GIVEN INSTRUCTION –
Find every line in the records below that holds the word "refusing", and copy each one.

____________

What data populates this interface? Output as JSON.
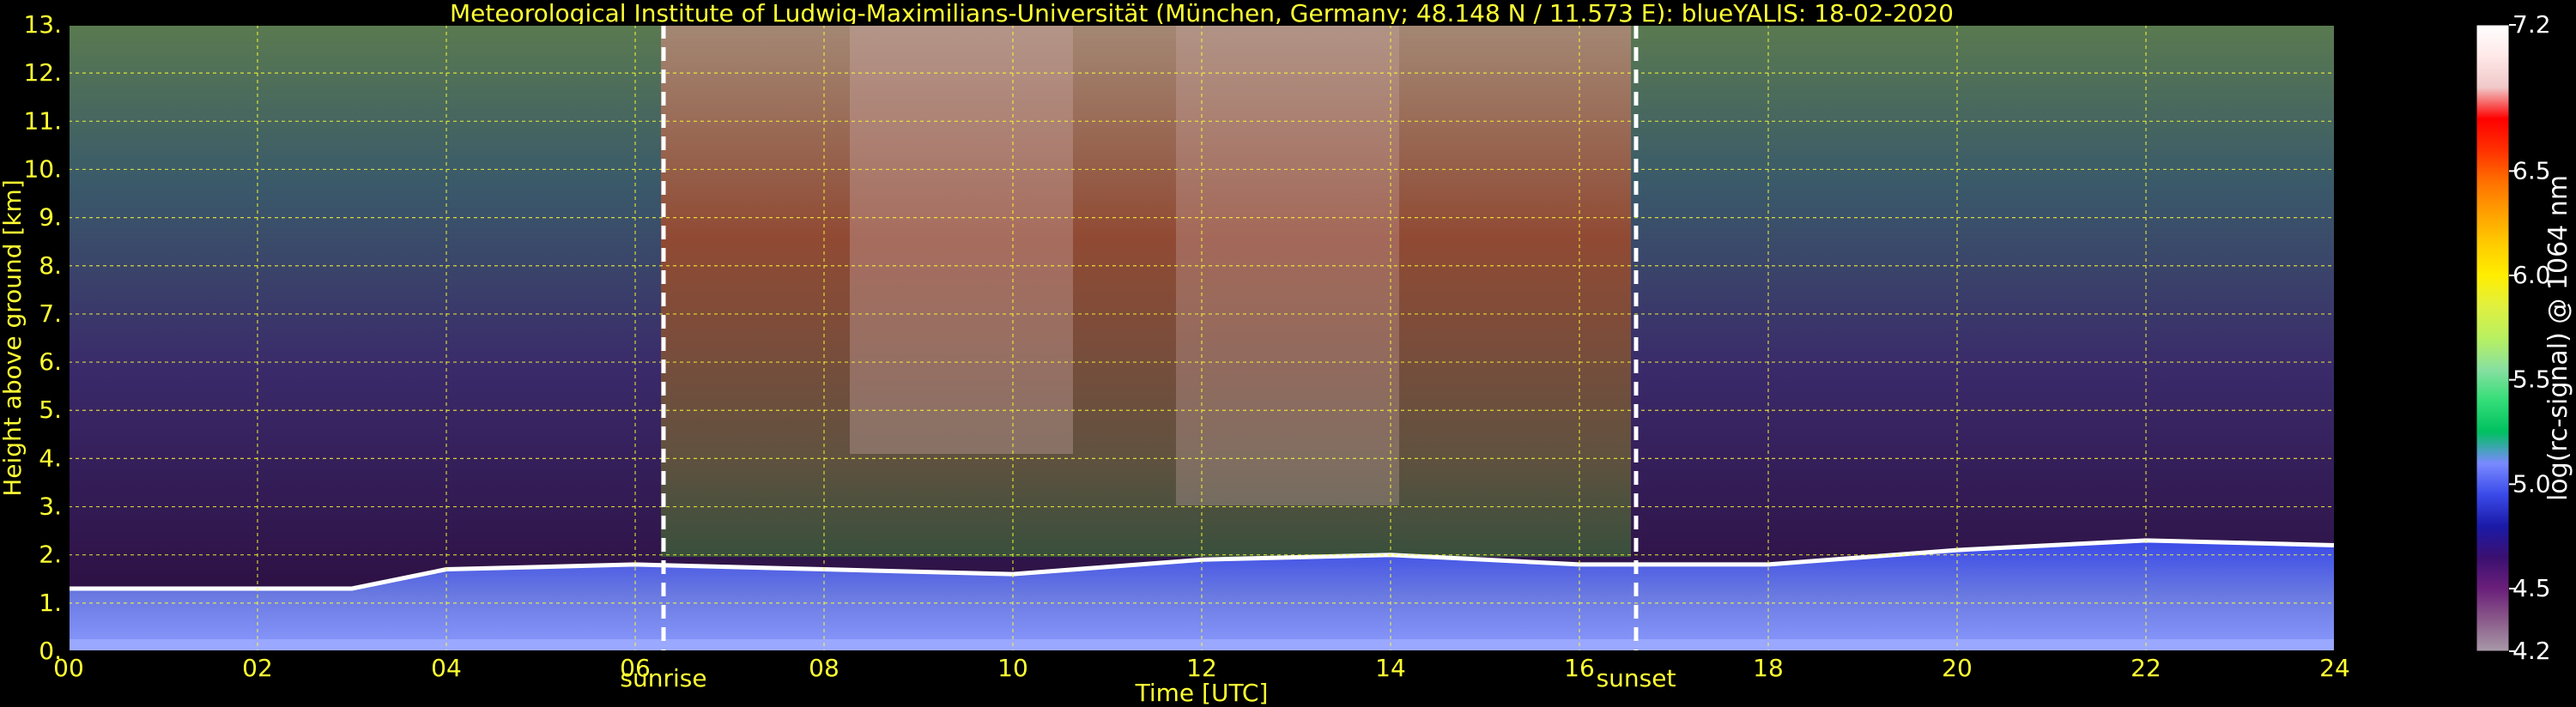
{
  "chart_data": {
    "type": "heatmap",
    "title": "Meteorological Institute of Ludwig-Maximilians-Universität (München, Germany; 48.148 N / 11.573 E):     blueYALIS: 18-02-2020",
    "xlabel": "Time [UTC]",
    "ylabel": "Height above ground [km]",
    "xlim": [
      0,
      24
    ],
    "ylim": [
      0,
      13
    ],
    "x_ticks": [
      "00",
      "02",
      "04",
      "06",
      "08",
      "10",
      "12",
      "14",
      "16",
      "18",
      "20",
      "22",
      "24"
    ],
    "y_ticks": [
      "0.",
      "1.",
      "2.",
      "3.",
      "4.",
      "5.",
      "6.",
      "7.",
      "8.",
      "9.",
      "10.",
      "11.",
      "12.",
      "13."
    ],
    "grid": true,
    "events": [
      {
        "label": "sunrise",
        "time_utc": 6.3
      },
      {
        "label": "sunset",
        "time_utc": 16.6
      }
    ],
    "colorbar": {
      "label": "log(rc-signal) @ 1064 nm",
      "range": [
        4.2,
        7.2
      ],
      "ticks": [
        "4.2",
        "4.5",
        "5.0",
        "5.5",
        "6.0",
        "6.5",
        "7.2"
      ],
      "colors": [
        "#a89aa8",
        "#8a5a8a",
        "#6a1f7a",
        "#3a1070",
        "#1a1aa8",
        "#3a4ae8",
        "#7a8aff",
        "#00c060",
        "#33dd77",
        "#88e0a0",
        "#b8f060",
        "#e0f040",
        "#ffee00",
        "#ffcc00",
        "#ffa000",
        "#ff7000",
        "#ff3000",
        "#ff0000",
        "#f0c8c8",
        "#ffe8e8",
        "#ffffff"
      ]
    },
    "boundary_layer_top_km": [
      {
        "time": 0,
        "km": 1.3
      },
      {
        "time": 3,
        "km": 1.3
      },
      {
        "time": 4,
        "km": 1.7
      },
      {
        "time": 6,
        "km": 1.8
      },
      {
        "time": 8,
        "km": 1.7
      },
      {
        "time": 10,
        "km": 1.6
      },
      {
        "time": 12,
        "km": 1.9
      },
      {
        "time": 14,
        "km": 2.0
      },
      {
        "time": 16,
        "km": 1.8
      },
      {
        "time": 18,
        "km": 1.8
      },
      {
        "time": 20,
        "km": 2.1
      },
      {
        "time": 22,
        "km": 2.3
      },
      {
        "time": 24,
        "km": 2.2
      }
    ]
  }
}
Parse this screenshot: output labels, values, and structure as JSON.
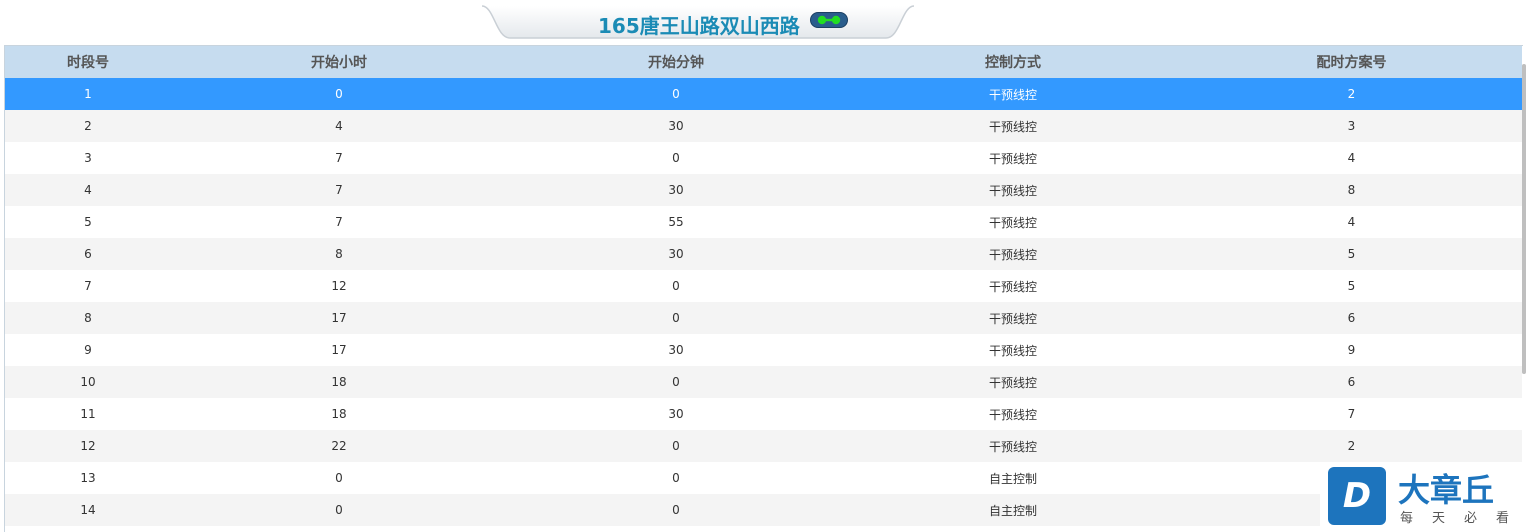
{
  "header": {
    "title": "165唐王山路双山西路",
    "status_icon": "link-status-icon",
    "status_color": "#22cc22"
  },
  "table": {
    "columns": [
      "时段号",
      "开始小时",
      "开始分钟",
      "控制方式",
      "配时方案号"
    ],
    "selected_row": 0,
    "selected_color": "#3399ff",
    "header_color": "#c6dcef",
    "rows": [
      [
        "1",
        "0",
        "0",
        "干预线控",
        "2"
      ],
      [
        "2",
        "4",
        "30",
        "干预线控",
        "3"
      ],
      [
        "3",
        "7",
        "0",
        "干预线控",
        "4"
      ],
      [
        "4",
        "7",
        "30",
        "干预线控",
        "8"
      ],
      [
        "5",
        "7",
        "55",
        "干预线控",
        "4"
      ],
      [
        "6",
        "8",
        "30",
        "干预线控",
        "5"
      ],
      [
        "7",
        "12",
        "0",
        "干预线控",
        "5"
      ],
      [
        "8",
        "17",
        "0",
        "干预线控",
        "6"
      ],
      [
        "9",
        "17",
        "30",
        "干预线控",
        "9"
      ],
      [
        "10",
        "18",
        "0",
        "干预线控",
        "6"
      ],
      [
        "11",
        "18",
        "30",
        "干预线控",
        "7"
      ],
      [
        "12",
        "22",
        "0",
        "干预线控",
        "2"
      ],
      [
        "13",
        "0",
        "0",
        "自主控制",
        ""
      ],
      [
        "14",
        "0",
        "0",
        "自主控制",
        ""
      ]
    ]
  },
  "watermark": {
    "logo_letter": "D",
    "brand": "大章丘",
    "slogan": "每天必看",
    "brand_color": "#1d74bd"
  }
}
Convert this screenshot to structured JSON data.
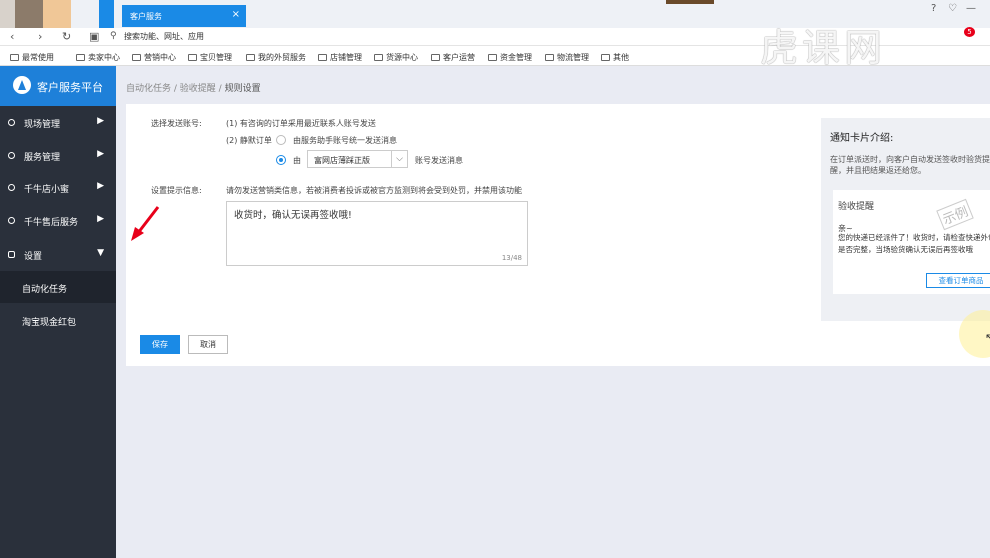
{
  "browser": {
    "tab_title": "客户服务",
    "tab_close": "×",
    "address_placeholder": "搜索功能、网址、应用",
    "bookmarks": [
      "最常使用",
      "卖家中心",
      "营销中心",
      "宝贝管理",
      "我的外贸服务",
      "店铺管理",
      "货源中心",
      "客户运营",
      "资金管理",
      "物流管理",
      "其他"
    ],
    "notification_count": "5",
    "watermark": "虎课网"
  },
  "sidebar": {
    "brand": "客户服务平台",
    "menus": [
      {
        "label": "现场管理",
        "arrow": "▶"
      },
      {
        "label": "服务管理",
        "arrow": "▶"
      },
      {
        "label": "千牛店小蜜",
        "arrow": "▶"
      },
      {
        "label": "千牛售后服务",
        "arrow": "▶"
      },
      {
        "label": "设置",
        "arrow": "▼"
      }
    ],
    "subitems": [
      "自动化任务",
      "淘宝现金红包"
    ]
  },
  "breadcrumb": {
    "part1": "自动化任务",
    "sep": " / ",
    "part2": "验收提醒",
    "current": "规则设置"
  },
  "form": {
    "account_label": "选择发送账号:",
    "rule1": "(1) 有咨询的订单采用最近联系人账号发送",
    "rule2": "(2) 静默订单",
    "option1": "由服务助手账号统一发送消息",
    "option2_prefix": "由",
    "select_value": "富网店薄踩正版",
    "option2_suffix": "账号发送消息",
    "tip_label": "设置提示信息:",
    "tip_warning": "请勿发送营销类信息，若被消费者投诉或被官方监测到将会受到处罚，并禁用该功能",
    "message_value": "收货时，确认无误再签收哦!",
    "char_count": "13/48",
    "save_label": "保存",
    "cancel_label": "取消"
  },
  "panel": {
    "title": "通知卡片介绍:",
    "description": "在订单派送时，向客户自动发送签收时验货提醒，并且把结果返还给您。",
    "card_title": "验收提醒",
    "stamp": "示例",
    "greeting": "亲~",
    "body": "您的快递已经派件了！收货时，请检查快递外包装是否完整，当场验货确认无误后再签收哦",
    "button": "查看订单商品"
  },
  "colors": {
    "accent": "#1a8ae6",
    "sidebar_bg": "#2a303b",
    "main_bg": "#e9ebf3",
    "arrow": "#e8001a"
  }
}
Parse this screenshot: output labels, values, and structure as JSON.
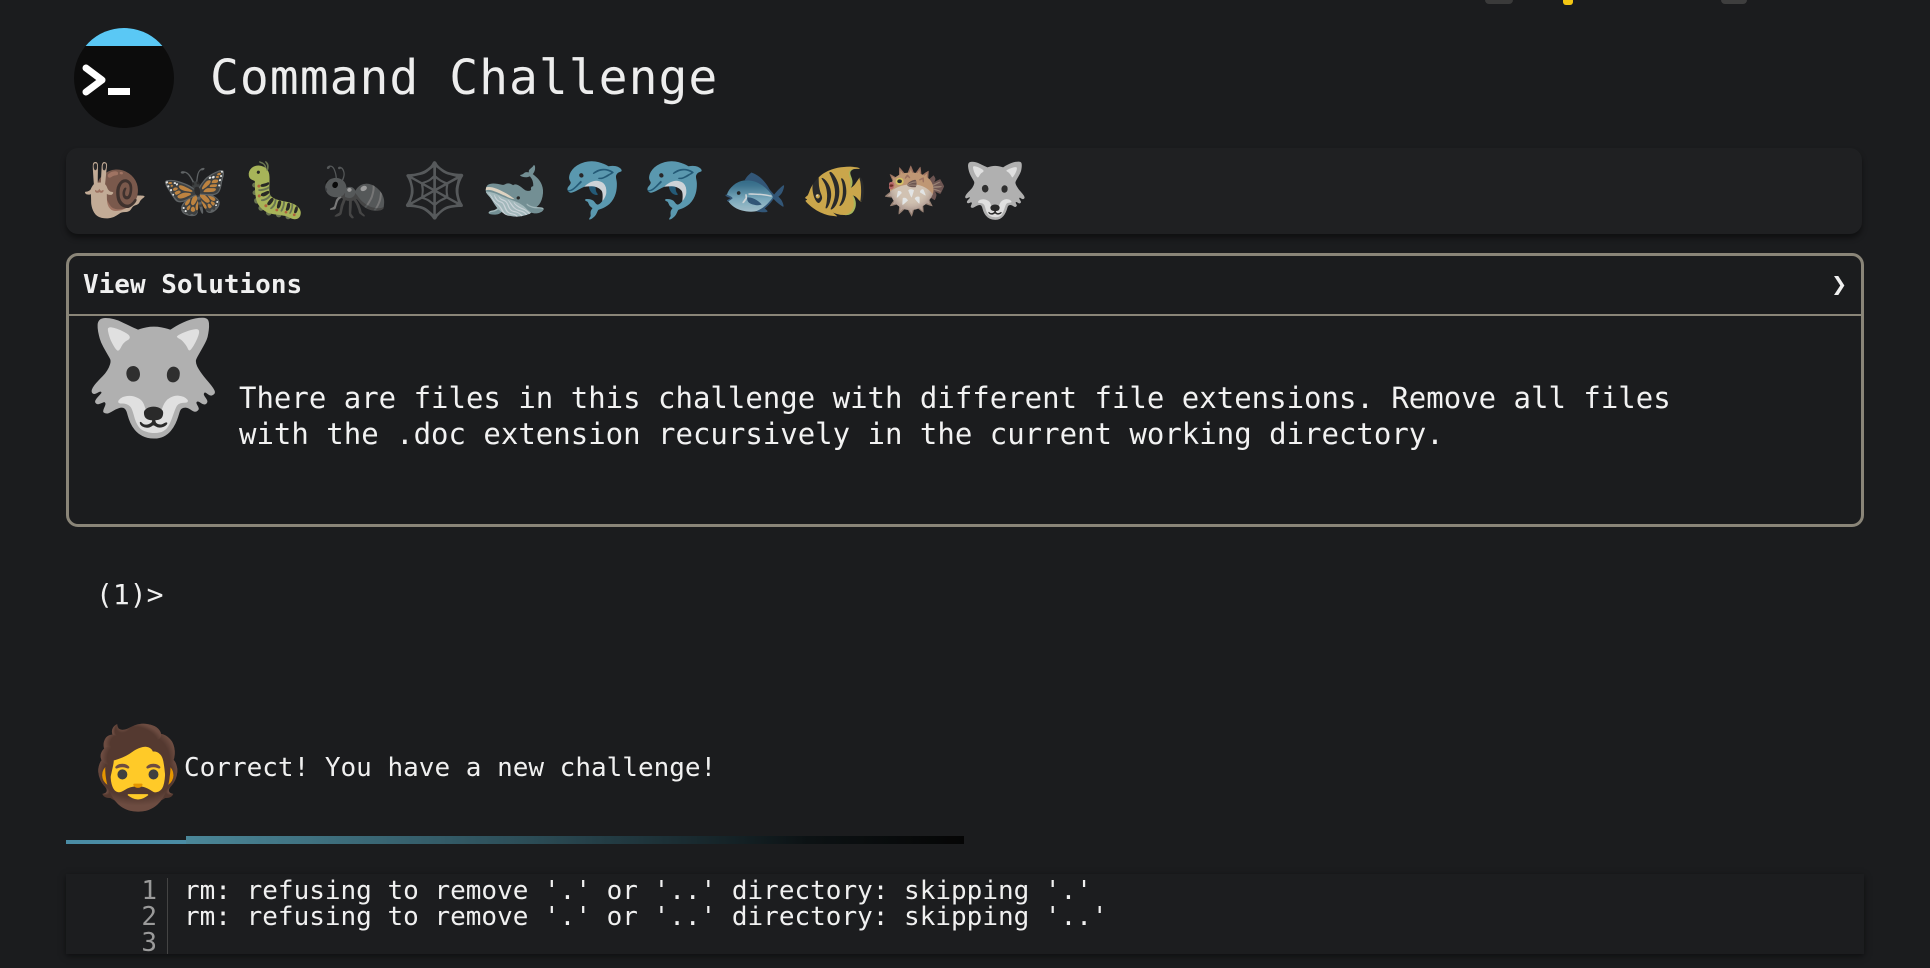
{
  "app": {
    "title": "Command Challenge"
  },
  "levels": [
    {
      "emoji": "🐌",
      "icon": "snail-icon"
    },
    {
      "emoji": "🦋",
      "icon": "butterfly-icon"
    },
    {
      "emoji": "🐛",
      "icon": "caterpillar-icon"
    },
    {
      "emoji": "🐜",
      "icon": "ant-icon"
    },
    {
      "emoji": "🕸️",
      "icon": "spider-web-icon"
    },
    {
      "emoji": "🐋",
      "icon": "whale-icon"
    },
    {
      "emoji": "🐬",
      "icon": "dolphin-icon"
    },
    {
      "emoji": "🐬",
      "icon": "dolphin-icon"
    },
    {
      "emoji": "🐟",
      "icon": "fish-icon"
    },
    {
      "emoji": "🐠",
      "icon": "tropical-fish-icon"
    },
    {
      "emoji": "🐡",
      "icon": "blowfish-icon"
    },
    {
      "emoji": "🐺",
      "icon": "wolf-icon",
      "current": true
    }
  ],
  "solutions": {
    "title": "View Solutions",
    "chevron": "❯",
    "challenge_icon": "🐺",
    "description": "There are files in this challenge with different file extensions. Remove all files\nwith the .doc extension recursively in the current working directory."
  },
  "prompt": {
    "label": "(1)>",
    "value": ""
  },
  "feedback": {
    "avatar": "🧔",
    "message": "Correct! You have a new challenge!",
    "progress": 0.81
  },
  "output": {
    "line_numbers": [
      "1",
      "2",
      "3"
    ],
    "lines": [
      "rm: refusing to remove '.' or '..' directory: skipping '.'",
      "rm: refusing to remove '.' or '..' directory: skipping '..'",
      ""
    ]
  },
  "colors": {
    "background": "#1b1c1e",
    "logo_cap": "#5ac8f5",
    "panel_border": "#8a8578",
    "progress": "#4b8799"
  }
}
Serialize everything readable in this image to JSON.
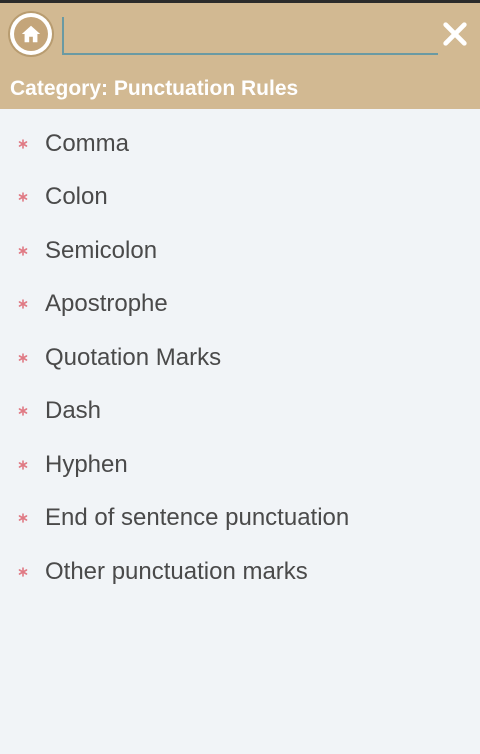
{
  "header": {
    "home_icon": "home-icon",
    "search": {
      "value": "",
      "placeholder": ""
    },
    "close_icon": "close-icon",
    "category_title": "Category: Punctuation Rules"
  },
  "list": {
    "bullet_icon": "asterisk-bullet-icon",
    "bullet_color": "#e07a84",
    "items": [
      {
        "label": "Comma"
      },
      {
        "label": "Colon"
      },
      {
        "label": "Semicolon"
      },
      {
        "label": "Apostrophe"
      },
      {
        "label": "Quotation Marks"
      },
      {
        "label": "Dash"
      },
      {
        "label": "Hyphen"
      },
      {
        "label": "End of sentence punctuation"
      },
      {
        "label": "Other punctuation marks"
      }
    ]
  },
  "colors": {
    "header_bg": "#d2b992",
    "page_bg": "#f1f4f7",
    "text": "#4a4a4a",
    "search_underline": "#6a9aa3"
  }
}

____________

REPLY TO THE EXERCISE –
      "rm: refusing to remove '.' or '..' directory: skipping '.'",
      "rm: refusing to remove '.' or '..' directory: skipping '..'",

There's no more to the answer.